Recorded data
● ● ● ● ●

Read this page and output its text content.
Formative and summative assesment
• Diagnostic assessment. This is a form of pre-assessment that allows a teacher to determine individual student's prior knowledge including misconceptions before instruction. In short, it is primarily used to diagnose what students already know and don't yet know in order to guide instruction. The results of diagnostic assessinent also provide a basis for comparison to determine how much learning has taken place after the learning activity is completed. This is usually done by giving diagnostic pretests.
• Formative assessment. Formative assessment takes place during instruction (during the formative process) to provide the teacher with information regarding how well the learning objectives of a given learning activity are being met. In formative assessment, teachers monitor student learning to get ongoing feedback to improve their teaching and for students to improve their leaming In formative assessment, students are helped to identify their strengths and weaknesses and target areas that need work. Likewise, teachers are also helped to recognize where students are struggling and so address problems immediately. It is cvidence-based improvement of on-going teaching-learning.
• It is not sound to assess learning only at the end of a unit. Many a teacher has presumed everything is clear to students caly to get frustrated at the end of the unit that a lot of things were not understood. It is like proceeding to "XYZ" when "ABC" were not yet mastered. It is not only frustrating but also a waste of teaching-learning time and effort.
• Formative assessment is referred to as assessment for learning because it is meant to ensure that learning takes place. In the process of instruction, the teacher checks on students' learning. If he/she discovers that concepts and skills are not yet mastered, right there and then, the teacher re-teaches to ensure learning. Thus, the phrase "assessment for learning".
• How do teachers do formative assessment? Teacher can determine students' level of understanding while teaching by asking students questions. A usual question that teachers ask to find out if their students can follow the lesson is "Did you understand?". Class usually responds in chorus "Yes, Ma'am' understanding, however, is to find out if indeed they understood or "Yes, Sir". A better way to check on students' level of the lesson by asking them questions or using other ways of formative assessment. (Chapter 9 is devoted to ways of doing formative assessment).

● ● ● ● ●

WHAT THE EXERCISE ASKS
Make an exact copy of every entry.

COMPLETE RESPONSE
Read this page and output its text content.
Formative and summative assesment
• Diagnostic assessment. This is a form of pre-assessment that allows a teacher to determine individual student's prior knowledge including misconceptions before instruction. In short, it is primarily used to diagnose what students already know and don't yet know in order to guide instruction. The results of diagnostic assessinent also provide a basis for comparison to determine how much learning has taken place after the learning activity is completed. This is usually done by giving diagnostic pretests.
• Formative assessment. Formative assessment takes place during instruction (during the formative process) to provide the teacher with information regarding how well the learning objectives of a given learning activity are being met. In formative assessment, teachers monitor student learning to get ongoing feedback to improve their teaching and for students to improve their leaming In formative assessment, students are helped to identify their strengths and weaknesses and target areas that need work. Likewise, teachers are also helped to recognize where students are struggling and so address problems immediately. It is cvidence-based improvement of on-going teaching-learning.
• It is not sound to assess learning only at the end of a unit. Many a teacher has presumed everything is clear to students caly to get frustrated at the end of the unit that a lot of things were not understood. It is like proceeding to "XYZ" when "ABC" were not yet mastered. It is not only frustrating but also a waste of teaching-learning time and effort.
• Formative assessment is referred to as assessment for learning because it is meant to ensure that learning takes place. In the process of instruction, the teacher checks on students' learning. If he/she discovers that concepts and skills are not yet mastered, right there and then, the teacher re-teaches to ensure learning. Thus, the phrase "assessment for learning".
• How do teachers do formative assessment? Teacher can determine students' level of understanding while teaching by asking students questions. A usual question that teachers ask to find out if their students can follow the lesson is "Did you understand?". Class usually responds in chorus "Yes, Ma'am' understanding, however, is to find out if indeed they understood or "Yes, Sir". A better way to check on students' level of the lesson by asking them questions or using other ways of formative assessment. (Chapter 9 is devoted to ways of doing formative assessment).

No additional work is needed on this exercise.